#### Data entries

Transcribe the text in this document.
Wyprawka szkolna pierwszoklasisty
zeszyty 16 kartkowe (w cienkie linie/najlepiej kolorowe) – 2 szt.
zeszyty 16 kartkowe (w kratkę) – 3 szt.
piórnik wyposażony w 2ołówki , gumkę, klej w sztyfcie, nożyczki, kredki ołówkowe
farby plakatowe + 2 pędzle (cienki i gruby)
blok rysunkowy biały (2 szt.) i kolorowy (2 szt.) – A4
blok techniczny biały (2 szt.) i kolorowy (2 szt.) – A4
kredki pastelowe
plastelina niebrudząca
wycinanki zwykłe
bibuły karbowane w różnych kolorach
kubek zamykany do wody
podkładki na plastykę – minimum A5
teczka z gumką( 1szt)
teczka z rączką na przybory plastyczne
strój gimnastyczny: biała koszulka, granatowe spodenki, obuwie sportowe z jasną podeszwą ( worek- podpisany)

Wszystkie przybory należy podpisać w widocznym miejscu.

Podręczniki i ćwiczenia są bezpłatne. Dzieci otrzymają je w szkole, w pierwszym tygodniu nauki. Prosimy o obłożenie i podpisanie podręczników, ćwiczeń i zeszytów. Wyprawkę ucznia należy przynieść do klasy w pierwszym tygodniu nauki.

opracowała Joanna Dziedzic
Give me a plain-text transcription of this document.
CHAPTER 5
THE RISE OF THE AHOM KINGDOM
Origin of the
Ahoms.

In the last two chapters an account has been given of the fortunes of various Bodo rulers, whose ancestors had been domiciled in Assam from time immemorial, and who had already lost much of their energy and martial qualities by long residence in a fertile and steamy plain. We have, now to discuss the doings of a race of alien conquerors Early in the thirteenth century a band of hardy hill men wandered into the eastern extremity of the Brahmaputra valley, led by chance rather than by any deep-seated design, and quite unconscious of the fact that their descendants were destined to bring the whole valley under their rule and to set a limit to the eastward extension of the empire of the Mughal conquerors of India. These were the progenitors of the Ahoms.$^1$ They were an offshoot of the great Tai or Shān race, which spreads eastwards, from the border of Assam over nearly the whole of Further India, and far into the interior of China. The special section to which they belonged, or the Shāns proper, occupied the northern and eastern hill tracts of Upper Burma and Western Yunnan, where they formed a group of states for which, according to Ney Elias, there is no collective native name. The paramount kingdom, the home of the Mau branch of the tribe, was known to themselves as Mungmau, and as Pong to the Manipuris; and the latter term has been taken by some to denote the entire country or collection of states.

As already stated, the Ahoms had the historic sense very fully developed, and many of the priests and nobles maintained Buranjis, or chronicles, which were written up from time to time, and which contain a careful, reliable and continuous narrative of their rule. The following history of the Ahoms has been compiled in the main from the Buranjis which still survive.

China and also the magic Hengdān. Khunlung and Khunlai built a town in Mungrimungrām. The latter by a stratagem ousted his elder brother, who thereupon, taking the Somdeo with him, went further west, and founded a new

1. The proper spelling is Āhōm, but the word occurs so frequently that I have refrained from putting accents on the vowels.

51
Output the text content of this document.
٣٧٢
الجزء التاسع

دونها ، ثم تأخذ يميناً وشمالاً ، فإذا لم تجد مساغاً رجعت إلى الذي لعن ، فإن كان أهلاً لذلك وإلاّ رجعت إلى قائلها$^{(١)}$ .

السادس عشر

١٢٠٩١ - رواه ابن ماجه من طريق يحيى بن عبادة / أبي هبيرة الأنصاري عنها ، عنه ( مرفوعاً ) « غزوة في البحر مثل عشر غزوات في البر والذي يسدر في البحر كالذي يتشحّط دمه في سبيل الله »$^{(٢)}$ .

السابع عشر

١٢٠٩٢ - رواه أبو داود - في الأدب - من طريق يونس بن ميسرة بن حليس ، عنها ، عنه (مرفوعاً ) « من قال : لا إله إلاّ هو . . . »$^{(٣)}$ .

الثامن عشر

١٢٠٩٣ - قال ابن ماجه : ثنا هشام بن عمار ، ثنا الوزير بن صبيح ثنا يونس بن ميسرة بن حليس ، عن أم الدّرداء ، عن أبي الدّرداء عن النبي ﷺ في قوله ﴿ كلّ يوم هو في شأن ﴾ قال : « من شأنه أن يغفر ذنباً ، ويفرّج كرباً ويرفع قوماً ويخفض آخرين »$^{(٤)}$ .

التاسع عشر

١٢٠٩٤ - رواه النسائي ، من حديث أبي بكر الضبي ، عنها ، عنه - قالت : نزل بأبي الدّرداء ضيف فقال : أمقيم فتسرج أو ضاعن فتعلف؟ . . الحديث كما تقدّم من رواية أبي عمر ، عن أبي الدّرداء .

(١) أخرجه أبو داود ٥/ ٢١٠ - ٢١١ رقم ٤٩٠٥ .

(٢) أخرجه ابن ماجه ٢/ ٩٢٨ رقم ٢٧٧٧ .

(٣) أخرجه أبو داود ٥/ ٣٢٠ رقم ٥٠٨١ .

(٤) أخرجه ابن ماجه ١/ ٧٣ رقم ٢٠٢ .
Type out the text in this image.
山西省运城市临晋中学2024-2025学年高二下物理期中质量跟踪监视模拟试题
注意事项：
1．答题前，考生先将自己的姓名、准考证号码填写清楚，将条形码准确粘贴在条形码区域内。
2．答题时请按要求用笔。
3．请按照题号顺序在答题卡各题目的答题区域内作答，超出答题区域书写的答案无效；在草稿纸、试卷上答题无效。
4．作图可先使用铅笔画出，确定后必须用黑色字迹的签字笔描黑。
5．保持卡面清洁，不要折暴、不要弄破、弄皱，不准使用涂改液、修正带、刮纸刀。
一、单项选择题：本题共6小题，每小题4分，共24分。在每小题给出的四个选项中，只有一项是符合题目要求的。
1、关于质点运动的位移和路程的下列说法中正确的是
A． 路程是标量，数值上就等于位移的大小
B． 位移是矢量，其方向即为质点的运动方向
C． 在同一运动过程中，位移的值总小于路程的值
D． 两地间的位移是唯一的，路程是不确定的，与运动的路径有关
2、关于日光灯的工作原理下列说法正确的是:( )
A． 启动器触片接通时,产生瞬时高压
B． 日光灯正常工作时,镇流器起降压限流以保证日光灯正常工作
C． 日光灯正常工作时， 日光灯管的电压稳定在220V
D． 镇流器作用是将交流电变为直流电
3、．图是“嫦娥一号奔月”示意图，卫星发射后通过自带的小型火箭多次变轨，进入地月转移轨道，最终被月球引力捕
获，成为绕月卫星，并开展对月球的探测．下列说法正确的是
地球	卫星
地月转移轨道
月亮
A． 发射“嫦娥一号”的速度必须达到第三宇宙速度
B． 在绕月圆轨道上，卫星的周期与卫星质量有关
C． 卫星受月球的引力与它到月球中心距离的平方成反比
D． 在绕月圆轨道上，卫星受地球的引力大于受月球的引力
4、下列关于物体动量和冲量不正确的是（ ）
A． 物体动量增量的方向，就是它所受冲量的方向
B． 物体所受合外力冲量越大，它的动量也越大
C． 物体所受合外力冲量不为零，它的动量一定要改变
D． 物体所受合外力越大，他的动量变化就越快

#### EXERCISE INSTRUCTIONS
Copy every line of the data that holds the string "يونس".

#### OUTPUT FOR THIS TASK
١٢٠٩٢ - رواه أبو داود - في الأدب - من طريق يونس بن ميسرة بن حليس ، عنها ، عنه (مرفوعاً ) « من قال : لا إله إلاّ هو . . . »$^{(٣)}$ .
١٢٠٩٣ - قال ابن ماجه : ثنا هشام بن عمار ، ثنا الوزير بن صبيح ثنا يونس بن ميسرة بن حليس ، عن أم الدّرداء ، عن أبي الدّرداء عن النبي ﷺ في قوله ﴿ كلّ يوم هو في شأن ﴾ قال : « من شأنه أن يغفر ذنباً ، ويفرّج كرباً ويرفع قوماً ويخفض آخرين »$^{(٤)}$ .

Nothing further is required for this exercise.